[begin GIVEN DATA]

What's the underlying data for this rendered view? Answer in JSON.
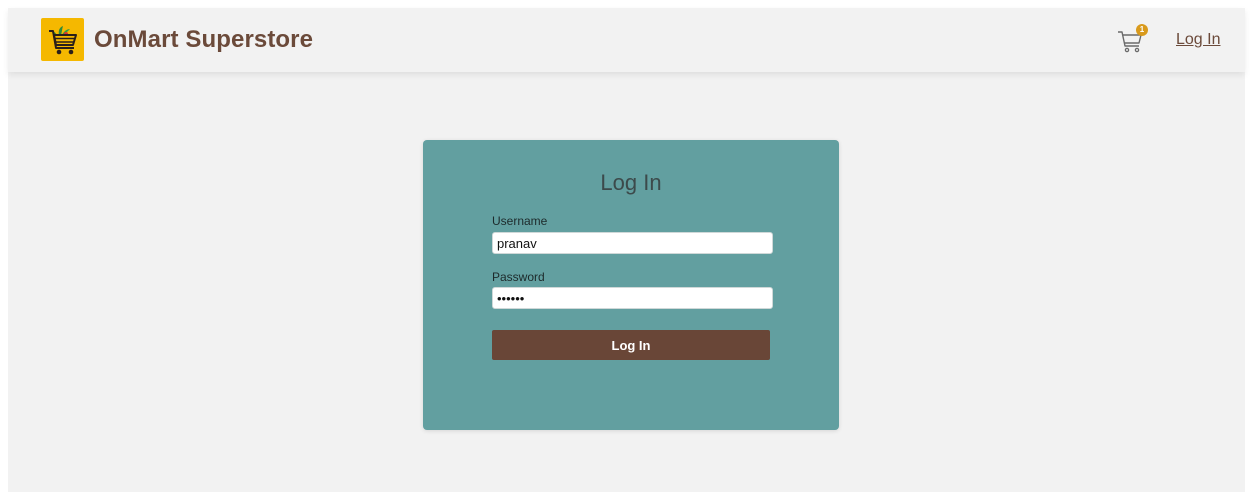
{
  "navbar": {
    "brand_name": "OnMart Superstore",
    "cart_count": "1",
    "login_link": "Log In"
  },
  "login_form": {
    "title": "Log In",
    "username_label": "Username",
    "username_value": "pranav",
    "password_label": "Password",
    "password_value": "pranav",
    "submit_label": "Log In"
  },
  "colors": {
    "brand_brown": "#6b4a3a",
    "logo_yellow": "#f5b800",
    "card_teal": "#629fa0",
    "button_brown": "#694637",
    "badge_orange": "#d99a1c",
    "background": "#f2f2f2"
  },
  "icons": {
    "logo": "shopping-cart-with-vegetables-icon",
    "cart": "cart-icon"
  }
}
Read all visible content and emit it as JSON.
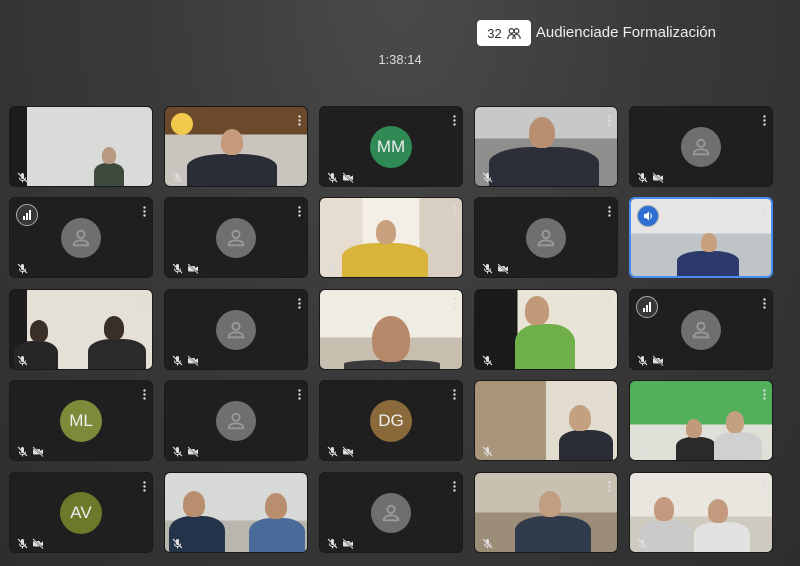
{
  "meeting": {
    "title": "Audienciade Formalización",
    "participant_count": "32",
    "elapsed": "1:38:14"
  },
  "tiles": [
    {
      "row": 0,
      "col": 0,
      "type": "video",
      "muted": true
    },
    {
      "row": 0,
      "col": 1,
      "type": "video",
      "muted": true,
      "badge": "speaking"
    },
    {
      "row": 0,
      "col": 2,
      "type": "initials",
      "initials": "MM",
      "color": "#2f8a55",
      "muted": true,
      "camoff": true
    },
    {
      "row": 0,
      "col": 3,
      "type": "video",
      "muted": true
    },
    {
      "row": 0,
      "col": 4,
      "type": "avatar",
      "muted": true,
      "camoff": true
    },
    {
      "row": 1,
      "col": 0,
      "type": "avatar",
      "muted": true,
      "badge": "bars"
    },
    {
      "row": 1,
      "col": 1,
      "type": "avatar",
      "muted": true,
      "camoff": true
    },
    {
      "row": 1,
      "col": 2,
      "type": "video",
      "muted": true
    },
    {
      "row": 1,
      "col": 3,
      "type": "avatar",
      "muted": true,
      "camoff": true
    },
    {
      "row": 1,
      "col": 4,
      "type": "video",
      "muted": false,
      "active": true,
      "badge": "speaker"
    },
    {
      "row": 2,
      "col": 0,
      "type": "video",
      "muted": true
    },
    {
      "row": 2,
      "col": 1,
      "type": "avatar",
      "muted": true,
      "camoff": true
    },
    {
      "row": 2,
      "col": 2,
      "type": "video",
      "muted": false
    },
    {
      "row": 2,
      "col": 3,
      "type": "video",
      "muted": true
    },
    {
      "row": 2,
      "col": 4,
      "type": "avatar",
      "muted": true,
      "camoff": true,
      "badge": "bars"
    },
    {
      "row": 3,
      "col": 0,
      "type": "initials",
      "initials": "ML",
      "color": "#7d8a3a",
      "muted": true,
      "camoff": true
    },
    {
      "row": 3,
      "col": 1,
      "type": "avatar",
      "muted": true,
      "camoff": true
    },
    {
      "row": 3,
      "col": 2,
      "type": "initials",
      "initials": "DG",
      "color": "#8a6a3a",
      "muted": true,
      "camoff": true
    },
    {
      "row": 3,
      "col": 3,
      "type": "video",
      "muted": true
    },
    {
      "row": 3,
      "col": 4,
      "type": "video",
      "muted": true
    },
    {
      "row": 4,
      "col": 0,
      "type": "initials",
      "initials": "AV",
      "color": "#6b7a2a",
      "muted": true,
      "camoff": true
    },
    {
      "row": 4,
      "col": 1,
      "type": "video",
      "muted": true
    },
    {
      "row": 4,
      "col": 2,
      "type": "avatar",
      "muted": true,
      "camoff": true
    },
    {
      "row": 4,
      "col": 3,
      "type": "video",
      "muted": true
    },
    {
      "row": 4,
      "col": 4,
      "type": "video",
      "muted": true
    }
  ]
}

[end GIVEN DATA]

Make an exact copy of the listing above. Do not include the pictures.

What's the underlying data for this rendered view? Answer in JSON.
{
  "navbar": {
    "brand_name": "OnMart Superstore",
    "cart_count": "1",
    "login_link": "Log In"
  },
  "login_form": {
    "title": "Log In",
    "username_label": "Username",
    "username_value": "pranav",
    "password_label": "Password",
    "password_value": "pranav",
    "submit_label": "Log In"
  },
  "colors": {
    "brand_brown": "#6b4a3a",
    "logo_yellow": "#f5b800",
    "card_teal": "#629fa0",
    "button_brown": "#694637",
    "badge_orange": "#d99a1c",
    "background": "#f2f2f2"
  },
  "icons": {
    "logo": "shopping-cart-with-vegetables-icon",
    "cart": "cart-icon"
  }
}
Read all visible content and emit it as JSON.
{
  "meeting": {
    "title": "Audienciade Formalización",
    "participant_count": "32",
    "elapsed": "1:38:14"
  },
  "tiles": [
    {
      "row": 0,
      "col": 0,
      "type": "video",
      "muted": true
    },
    {
      "row": 0,
      "col": 1,
      "type": "video",
      "muted": true,
      "badge": "speaking"
    },
    {
      "row": 0,
      "col": 2,
      "type": "initials",
      "initials": "MM",
      "color": "#2f8a55",
      "muted": true,
      "camoff": true
    },
    {
      "row": 0,
      "col": 3,
      "type": "video",
      "muted": true
    },
    {
      "row": 0,
      "col": 4,
      "type": "avatar",
      "muted": true,
      "camoff": true
    },
    {
      "row": 1,
      "col": 0,
      "type": "avatar",
      "muted": true,
      "badge": "bars"
    },
    {
      "row": 1,
      "col": 1,
      "type": "avatar",
      "muted": true,
      "camoff": true
    },
    {
      "row": 1,
      "col": 2,
      "type": "video",
      "muted": true
    },
    {
      "row": 1,
      "col": 3,
      "type": "avatar",
      "muted": true,
      "camoff": true
    },
    {
      "row": 1,
      "col": 4,
      "type": "video",
      "muted": false,
      "active": true,
      "badge": "speaker"
    },
    {
      "row": 2,
      "col": 0,
      "type": "video",
      "muted": true
    },
    {
      "row": 2,
      "col": 1,
      "type": "avatar",
      "muted": true,
      "camoff": true
    },
    {
      "row": 2,
      "col": 2,
      "type": "video",
      "muted": false
    },
    {
      "row": 2,
      "col": 3,
      "type": "video",
      "muted": true
    },
    {
      "row": 2,
      "col": 4,
      "type": "avatar",
      "muted": true,
      "camoff": true,
      "badge": "bars"
    },
    {
      "row": 3,
      "col": 0,
      "type": "initials",
      "initials": "ML",
      "color": "#7d8a3a",
      "muted": true,
      "camoff": true
    },
    {
      "row": 3,
      "col": 1,
      "type": "avatar",
      "muted": true,
      "camoff": true
    },
    {
      "row": 3,
      "col": 2,
      "type": "initials",
      "initials": "DG",
      "color": "#8a6a3a",
      "muted": true,
      "camoff": true
    },
    {
      "row": 3,
      "col": 3,
      "type": "video",
      "muted": true
    },
    {
      "row": 3,
      "col": 4,
      "type": "video",
      "muted": true
    },
    {
      "row": 4,
      "col": 0,
      "type": "initials",
      "initials": "AV",
      "color": "#6b7a2a",
      "muted": true,
      "camoff": true
    },
    {
      "row": 4,
      "col": 1,
      "type": "video",
      "muted": true
    },
    {
      "row": 4,
      "col": 2,
      "type": "avatar",
      "muted": true,
      "camoff": true
    },
    {
      "row": 4,
      "col": 3,
      "type": "video",
      "muted": true
    },
    {
      "row": 4,
      "col": 4,
      "type": "video",
      "muted": true
    }
  ]
}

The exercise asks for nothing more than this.